> **EINTRÄGE**
──────

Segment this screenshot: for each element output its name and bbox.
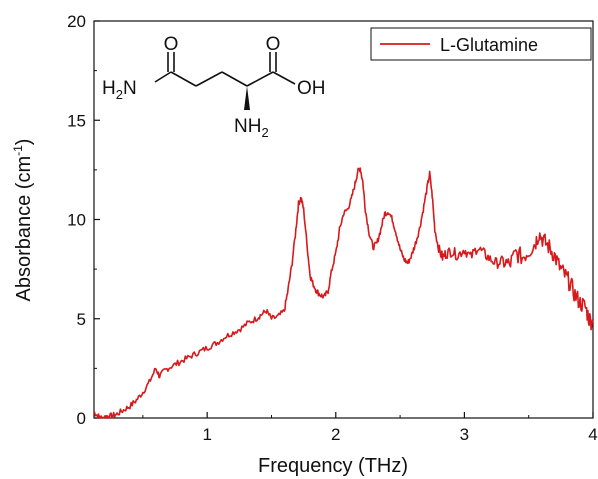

──────

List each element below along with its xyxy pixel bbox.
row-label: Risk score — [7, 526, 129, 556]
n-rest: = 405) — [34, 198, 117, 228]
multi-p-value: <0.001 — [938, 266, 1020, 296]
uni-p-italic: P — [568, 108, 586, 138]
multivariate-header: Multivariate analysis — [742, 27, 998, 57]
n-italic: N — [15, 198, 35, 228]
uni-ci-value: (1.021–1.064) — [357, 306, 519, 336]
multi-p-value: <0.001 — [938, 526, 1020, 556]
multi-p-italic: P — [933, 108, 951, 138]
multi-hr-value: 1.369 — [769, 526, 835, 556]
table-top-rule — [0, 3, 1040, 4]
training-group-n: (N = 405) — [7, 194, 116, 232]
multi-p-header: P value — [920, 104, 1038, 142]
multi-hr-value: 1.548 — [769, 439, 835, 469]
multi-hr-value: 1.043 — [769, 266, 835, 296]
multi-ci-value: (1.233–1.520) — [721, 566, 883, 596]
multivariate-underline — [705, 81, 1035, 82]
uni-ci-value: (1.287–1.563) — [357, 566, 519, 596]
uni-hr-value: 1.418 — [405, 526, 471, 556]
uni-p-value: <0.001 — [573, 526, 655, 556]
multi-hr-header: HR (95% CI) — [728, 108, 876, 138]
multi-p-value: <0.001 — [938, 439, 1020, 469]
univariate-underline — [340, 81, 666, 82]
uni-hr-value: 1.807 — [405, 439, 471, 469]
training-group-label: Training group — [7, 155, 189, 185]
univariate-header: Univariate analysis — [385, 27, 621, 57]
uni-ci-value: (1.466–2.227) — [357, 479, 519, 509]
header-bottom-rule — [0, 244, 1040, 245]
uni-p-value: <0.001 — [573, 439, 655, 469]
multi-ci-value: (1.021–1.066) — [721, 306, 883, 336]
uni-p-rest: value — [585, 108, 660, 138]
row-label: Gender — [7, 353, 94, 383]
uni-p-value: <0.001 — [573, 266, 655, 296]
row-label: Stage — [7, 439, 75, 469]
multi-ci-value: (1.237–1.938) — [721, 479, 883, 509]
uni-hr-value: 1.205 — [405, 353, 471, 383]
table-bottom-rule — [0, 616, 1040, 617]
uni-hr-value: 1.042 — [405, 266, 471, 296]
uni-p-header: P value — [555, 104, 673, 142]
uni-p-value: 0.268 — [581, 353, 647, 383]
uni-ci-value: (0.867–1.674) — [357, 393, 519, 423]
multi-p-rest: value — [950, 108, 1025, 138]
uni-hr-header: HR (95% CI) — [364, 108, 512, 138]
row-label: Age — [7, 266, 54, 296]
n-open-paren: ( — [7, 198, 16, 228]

──────

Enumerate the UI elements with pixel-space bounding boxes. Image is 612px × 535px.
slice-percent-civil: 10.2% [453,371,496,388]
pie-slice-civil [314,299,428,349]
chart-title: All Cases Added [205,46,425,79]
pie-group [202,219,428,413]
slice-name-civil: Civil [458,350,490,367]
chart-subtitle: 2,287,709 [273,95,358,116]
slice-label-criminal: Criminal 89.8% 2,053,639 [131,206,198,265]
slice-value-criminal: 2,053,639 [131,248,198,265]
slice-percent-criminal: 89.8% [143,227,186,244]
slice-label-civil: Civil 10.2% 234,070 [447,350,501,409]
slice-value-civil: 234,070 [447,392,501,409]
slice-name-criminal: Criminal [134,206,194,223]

──────

> **AUFGABE**
Bitte gib den Teil der Auflistung oben Zeichen für Zeichen wieder, der mit der Zeile beginnt, die „Enumerate the UI“ enthält, und mit der Zeile endet, die „slice-name-criminal: Criminal [134,206,194,223]“ enthält, beide Zeilen eingeschlossen.

> **RICHTIGE ANTWORT**
Enumerate the UI elements with pixel-space bounding boxes. Image is 612px × 535px.
slice-percent-civil: 10.2% [453,371,496,388]
pie-slice-civil [314,299,428,349]
chart-title: All Cases Added [205,46,425,79]
pie-group [202,219,428,413]
slice-name-civil: Civil [458,350,490,367]
chart-subtitle: 2,287,709 [273,95,358,116]
slice-label-criminal: Criminal 89.8% 2,053,639 [131,206,198,265]
slice-value-criminal: 2,053,639 [131,248,198,265]
slice-percent-criminal: 89.8% [143,227,186,244]
slice-label-civil: Civil 10.2% 234,070 [447,350,501,409]
slice-value-civil: 234,070 [447,392,501,409]
slice-name-criminal: Criminal [134,206,194,223]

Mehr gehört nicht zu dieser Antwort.